■ Directive ■
Print each line of the listing once more, precisely as given.

-------- Material provided --------

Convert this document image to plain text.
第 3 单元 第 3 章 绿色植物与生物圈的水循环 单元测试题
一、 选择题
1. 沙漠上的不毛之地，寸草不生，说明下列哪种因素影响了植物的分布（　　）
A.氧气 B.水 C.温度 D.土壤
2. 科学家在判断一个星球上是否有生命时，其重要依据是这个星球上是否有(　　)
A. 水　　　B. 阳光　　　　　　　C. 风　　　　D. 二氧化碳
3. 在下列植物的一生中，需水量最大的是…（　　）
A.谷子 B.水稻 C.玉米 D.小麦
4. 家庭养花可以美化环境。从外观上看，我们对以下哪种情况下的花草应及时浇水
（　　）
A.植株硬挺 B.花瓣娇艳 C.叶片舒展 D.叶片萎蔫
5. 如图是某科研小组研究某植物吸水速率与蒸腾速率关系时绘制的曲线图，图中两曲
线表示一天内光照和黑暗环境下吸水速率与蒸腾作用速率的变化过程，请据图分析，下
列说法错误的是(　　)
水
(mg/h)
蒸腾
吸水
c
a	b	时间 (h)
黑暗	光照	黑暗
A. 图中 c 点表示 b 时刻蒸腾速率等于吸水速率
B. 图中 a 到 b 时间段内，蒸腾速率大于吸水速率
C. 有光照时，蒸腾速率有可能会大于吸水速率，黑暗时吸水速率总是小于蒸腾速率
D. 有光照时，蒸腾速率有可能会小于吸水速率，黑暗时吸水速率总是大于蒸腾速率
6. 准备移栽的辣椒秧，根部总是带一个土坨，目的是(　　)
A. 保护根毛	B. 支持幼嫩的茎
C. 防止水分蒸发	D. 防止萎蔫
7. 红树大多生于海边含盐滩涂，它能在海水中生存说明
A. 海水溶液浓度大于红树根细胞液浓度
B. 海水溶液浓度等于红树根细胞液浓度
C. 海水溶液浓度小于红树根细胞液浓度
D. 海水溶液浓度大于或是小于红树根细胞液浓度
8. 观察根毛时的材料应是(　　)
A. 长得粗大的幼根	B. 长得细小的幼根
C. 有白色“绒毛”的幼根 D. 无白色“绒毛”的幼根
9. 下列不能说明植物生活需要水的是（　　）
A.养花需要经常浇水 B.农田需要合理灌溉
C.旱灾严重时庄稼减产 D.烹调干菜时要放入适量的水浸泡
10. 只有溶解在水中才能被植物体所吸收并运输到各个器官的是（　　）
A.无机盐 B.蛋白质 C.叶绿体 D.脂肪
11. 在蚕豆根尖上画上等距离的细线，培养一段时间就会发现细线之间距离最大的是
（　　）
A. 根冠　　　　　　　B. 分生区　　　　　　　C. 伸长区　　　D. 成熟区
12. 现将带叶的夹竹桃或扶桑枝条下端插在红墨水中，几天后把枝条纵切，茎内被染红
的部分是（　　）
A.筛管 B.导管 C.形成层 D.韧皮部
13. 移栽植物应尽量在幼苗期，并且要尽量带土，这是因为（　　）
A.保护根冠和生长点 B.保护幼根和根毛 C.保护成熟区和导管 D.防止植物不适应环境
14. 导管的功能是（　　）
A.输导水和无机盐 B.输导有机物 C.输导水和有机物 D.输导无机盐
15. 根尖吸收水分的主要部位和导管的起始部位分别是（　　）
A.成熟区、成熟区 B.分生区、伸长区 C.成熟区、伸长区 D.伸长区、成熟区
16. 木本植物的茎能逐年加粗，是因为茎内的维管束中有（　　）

--------

■ Task output ■
Convert this document image to plain text.
第 3 单元 第 3 章 绿色植物与生物圈的水循环 单元测试题
一、 选择题
1. 沙漠上的不毛之地，寸草不生，说明下列哪种因素影响了植物的分布（　　）
A.氧气 B.水 C.温度 D.土壤
2. 科学家在判断一个星球上是否有生命时，其重要依据是这个星球上是否有(　　)
A. 水　　　B. 阳光　　　　　　　C. 风　　　　D. 二氧化碳
3. 在下列植物的一生中，需水量最大的是…（　　）
A.谷子 B.水稻 C.玉米 D.小麦
4. 家庭养花可以美化环境。从外观上看，我们对以下哪种情况下的花草应及时浇水
（　　）
A.植株硬挺 B.花瓣娇艳 C.叶片舒展 D.叶片萎蔫
5. 如图是某科研小组研究某植物吸水速率与蒸腾速率关系时绘制的曲线图，图中两曲
线表示一天内光照和黑暗环境下吸水速率与蒸腾作用速率的变化过程，请据图分析，下
列说法错误的是(　　)
水
(mg/h)
蒸腾
吸水
c
a	b	时间 (h)
黑暗	光照	黑暗
A. 图中 c 点表示 b 时刻蒸腾速率等于吸水速率
B. 图中 a 到 b 时间段内，蒸腾速率大于吸水速率
C. 有光照时，蒸腾速率有可能会大于吸水速率，黑暗时吸水速率总是小于蒸腾速率
D. 有光照时，蒸腾速率有可能会小于吸水速率，黑暗时吸水速率总是大于蒸腾速率
6. 准备移栽的辣椒秧，根部总是带一个土坨，目的是(　　)
A. 保护根毛	B. 支持幼嫩的茎
C. 防止水分蒸发	D. 防止萎蔫
7. 红树大多生于海边含盐滩涂，它能在海水中生存说明
A. 海水溶液浓度大于红树根细胞液浓度
B. 海水溶液浓度等于红树根细胞液浓度
C. 海水溶液浓度小于红树根细胞液浓度
D. 海水溶液浓度大于或是小于红树根细胞液浓度
8. 观察根毛时的材料应是(　　)
A. 长得粗大的幼根	B. 长得细小的幼根
C. 有白色“绒毛”的幼根 D. 无白色“绒毛”的幼根
9. 下列不能说明植物生活需要水的是（　　）
A.养花需要经常浇水 B.农田需要合理灌溉
C.旱灾严重时庄稼减产 D.烹调干菜时要放入适量的水浸泡
10. 只有溶解在水中才能被植物体所吸收并运输到各个器官的是（　　）
A.无机盐 B.蛋白质 C.叶绿体 D.脂肪
11. 在蚕豆根尖上画上等距离的细线，培养一段时间就会发现细线之间距离最大的是
（　　）
A. 根冠　　　　　　　B. 分生区　　　　　　　C. 伸长区　　　D. 成熟区
12. 现将带叶的夹竹桃或扶桑枝条下端插在红墨水中，几天后把枝条纵切，茎内被染红
的部分是（　　）
A.筛管 B.导管 C.形成层 D.韧皮部
13. 移栽植物应尽量在幼苗期，并且要尽量带土，这是因为（　　）
A.保护根冠和生长点 B.保护幼根和根毛 C.保护成熟区和导管 D.防止植物不适应环境
14. 导管的功能是（　　）
A.输导水和无机盐 B.输导有机物 C.输导水和有机物 D.输导无机盐
15. 根尖吸收水分的主要部位和导管的起始部位分别是（　　）
A.成熟区、成熟区 B.分生区、伸长区 C.成熟区、伸长区 D.伸长区、成熟区
16. 木本植物的茎能逐年加粗，是因为茎内的维管束中有（　　）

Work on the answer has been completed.